Repeat the full listing, word for word.

++++++

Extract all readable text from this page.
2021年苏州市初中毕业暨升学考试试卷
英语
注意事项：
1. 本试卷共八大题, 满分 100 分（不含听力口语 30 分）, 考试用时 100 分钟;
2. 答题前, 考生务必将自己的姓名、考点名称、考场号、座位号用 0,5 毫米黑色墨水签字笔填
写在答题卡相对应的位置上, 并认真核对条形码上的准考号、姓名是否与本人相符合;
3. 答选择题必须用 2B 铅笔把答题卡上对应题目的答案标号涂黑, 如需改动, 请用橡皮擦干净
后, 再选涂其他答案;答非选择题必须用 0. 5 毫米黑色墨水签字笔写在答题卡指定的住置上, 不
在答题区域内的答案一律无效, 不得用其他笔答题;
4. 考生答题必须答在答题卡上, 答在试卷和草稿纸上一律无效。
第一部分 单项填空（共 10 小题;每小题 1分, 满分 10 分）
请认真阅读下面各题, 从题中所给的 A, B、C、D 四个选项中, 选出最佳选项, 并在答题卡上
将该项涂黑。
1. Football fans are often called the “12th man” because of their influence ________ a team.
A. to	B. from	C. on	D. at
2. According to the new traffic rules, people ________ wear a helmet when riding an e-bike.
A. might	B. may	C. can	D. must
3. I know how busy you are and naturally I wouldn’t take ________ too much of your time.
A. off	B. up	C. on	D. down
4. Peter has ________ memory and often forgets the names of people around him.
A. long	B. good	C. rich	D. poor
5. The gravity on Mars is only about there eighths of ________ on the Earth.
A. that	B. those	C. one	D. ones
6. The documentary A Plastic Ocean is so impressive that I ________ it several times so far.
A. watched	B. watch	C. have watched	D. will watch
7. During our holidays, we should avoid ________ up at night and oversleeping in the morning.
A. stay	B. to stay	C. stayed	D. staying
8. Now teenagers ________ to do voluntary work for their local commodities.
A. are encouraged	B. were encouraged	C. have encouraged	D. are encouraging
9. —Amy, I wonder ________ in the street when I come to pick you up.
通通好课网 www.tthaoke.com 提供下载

++++++

RESULT —
Extract all readable text from this page.
2021年苏州市初中毕业暨升学考试试卷
英语
注意事项：
1. 本试卷共八大题, 满分 100 分（不含听力口语 30 分）, 考试用时 100 分钟;
2. 答题前, 考生务必将自己的姓名、考点名称、考场号、座位号用 0,5 毫米黑色墨水签字笔填
写在答题卡相对应的位置上, 并认真核对条形码上的准考号、姓名是否与本人相符合;
3. 答选择题必须用 2B 铅笔把答题卡上对应题目的答案标号涂黑, 如需改动, 请用橡皮擦干净
后, 再选涂其他答案;答非选择题必须用 0. 5 毫米黑色墨水签字笔写在答题卡指定的住置上, 不
在答题区域内的答案一律无效, 不得用其他笔答题;
4. 考生答题必须答在答题卡上, 答在试卷和草稿纸上一律无效。
第一部分 单项填空（共 10 小题;每小题 1分, 满分 10 分）
请认真阅读下面各题, 从题中所给的 A, B、C、D 四个选项中, 选出最佳选项, 并在答题卡上
将该项涂黑。
1. Football fans are often called the “12th man” because of their influence ________ a team.
A. to	B. from	C. on	D. at
2. According to the new traffic rules, people ________ wear a helmet when riding an e-bike.
A. might	B. may	C. can	D. must
3. I know how busy you are and naturally I wouldn’t take ________ too much of your time.
A. off	B. up	C. on	D. down
4. Peter has ________ memory and often forgets the names of people around him.
A. long	B. good	C. rich	D. poor
5. The gravity on Mars is only about there eighths of ________ on the Earth.
A. that	B. those	C. one	D. ones
6. The documentary A Plastic Ocean is so impressive that I ________ it several times so far.
A. watched	B. watch	C. have watched	D. will watch
7. During our holidays, we should avoid ________ up at night and oversleeping in the morning.
A. stay	B. to stay	C. stayed	D. staying
8. Now teenagers ________ to do voluntary work for their local commodities.
A. are encouraged	B. were encouraged	C. have encouraged	D. are encouraging
9. —Amy, I wonder ________ in the street when I come to pick you up.
通通好课网 www.tthaoke.com 提供下载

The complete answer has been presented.